[Rows from a figure dataset]
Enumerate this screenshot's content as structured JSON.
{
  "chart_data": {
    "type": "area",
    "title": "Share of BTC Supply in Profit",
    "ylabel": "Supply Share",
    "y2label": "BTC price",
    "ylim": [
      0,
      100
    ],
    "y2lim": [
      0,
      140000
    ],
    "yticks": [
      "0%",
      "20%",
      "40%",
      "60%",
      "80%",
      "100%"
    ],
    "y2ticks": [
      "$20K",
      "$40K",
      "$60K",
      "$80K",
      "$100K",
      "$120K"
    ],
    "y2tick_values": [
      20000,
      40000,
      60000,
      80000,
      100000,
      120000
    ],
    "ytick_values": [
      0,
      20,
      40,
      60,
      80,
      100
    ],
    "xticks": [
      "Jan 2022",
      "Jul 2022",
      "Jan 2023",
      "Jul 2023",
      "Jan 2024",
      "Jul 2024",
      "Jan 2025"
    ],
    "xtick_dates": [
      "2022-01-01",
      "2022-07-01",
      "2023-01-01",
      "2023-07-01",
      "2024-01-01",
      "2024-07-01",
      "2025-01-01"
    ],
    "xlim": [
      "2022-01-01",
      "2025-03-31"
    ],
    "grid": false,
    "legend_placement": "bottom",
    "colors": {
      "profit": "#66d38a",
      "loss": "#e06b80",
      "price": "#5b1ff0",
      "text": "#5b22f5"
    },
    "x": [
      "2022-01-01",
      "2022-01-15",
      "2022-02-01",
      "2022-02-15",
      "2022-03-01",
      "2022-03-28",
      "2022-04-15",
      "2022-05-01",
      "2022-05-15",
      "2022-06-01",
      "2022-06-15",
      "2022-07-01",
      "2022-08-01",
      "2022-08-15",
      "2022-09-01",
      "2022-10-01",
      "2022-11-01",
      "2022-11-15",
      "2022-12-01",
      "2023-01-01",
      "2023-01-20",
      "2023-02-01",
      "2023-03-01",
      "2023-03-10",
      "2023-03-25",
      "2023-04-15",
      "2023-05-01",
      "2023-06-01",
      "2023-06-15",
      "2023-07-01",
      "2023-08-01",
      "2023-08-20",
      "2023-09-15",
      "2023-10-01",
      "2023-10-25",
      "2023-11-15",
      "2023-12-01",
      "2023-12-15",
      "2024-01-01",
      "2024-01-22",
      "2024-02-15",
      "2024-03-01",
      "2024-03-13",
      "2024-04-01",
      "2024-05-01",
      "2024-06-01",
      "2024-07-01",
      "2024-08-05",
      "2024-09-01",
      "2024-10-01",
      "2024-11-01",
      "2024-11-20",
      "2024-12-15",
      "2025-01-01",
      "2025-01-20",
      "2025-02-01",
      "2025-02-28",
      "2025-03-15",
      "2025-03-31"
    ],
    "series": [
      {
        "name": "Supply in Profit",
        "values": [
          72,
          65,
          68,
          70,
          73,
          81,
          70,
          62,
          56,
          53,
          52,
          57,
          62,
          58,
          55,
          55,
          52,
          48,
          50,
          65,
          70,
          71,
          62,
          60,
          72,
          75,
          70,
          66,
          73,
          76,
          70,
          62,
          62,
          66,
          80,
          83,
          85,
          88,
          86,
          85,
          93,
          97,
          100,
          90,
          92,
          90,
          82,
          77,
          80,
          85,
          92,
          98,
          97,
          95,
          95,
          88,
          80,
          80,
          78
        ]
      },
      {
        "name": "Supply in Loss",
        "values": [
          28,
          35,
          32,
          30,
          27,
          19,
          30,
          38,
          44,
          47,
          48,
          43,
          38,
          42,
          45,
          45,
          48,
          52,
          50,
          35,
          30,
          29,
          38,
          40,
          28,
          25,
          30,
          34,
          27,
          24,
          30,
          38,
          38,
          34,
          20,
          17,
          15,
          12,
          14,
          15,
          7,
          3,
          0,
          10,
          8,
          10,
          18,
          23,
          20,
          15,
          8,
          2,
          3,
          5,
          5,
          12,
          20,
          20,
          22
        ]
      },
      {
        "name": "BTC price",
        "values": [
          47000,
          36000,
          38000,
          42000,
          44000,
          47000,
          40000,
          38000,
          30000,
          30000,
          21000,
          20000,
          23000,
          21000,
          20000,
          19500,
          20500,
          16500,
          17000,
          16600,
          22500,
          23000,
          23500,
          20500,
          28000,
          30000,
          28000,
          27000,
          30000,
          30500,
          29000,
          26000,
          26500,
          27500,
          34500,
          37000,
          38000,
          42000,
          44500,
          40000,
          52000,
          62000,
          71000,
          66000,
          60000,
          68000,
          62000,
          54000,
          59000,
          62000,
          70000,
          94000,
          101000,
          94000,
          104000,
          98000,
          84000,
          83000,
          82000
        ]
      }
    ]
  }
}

**AIM**
Please restate the whole listing word for word.

**FULL SOLUTION**
Enumerate this screenshot's content as structured JSON.
{
  "chart_data": {
    "type": "area",
    "title": "Share of BTC Supply in Profit",
    "ylabel": "Supply Share",
    "y2label": "BTC price",
    "ylim": [
      0,
      100
    ],
    "y2lim": [
      0,
      140000
    ],
    "yticks": [
      "0%",
      "20%",
      "40%",
      "60%",
      "80%",
      "100%"
    ],
    "y2ticks": [
      "$20K",
      "$40K",
      "$60K",
      "$80K",
      "$100K",
      "$120K"
    ],
    "y2tick_values": [
      20000,
      40000,
      60000,
      80000,
      100000,
      120000
    ],
    "ytick_values": [
      0,
      20,
      40,
      60,
      80,
      100
    ],
    "xticks": [
      "Jan 2022",
      "Jul 2022",
      "Jan 2023",
      "Jul 2023",
      "Jan 2024",
      "Jul 2024",
      "Jan 2025"
    ],
    "xtick_dates": [
      "2022-01-01",
      "2022-07-01",
      "2023-01-01",
      "2023-07-01",
      "2024-01-01",
      "2024-07-01",
      "2025-01-01"
    ],
    "xlim": [
      "2022-01-01",
      "2025-03-31"
    ],
    "grid": false,
    "legend_placement": "bottom",
    "colors": {
      "profit": "#66d38a",
      "loss": "#e06b80",
      "price": "#5b1ff0",
      "text": "#5b22f5"
    },
    "x": [
      "2022-01-01",
      "2022-01-15",
      "2022-02-01",
      "2022-02-15",
      "2022-03-01",
      "2022-03-28",
      "2022-04-15",
      "2022-05-01",
      "2022-05-15",
      "2022-06-01",
      "2022-06-15",
      "2022-07-01",
      "2022-08-01",
      "2022-08-15",
      "2022-09-01",
      "2022-10-01",
      "2022-11-01",
      "2022-11-15",
      "2022-12-01",
      "2023-01-01",
      "2023-01-20",
      "2023-02-01",
      "2023-03-01",
      "2023-03-10",
      "2023-03-25",
      "2023-04-15",
      "2023-05-01",
      "2023-06-01",
      "2023-06-15",
      "2023-07-01",
      "2023-08-01",
      "2023-08-20",
      "2023-09-15",
      "2023-10-01",
      "2023-10-25",
      "2023-11-15",
      "2023-12-01",
      "2023-12-15",
      "2024-01-01",
      "2024-01-22",
      "2024-02-15",
      "2024-03-01",
      "2024-03-13",
      "2024-04-01",
      "2024-05-01",
      "2024-06-01",
      "2024-07-01",
      "2024-08-05",
      "2024-09-01",
      "2024-10-01",
      "2024-11-01",
      "2024-11-20",
      "2024-12-15",
      "2025-01-01",
      "2025-01-20",
      "2025-02-01",
      "2025-02-28",
      "2025-03-15",
      "2025-03-31"
    ],
    "series": [
      {
        "name": "Supply in Profit",
        "values": [
          72,
          65,
          68,
          70,
          73,
          81,
          70,
          62,
          56,
          53,
          52,
          57,
          62,
          58,
          55,
          55,
          52,
          48,
          50,
          65,
          70,
          71,
          62,
          60,
          72,
          75,
          70,
          66,
          73,
          76,
          70,
          62,
          62,
          66,
          80,
          83,
          85,
          88,
          86,
          85,
          93,
          97,
          100,
          90,
          92,
          90,
          82,
          77,
          80,
          85,
          92,
          98,
          97,
          95,
          95,
          88,
          80,
          80,
          78
        ]
      },
      {
        "name": "Supply in Loss",
        "values": [
          28,
          35,
          32,
          30,
          27,
          19,
          30,
          38,
          44,
          47,
          48,
          43,
          38,
          42,
          45,
          45,
          48,
          52,
          50,
          35,
          30,
          29,
          38,
          40,
          28,
          25,
          30,
          34,
          27,
          24,
          30,
          38,
          38,
          34,
          20,
          17,
          15,
          12,
          14,
          15,
          7,
          3,
          0,
          10,
          8,
          10,
          18,
          23,
          20,
          15,
          8,
          2,
          3,
          5,
          5,
          12,
          20,
          20,
          22
        ]
      },
      {
        "name": "BTC price",
        "values": [
          47000,
          36000,
          38000,
          42000,
          44000,
          47000,
          40000,
          38000,
          30000,
          30000,
          21000,
          20000,
          23000,
          21000,
          20000,
          19500,
          20500,
          16500,
          17000,
          16600,
          22500,
          23000,
          23500,
          20500,
          28000,
          30000,
          28000,
          27000,
          30000,
          30500,
          29000,
          26000,
          26500,
          27500,
          34500,
          37000,
          38000,
          42000,
          44500,
          40000,
          52000,
          62000,
          71000,
          66000,
          60000,
          68000,
          62000,
          54000,
          59000,
          62000,
          70000,
          94000,
          101000,
          94000,
          104000,
          98000,
          84000,
          83000,
          82000
        ]
      }
    ]
  }
}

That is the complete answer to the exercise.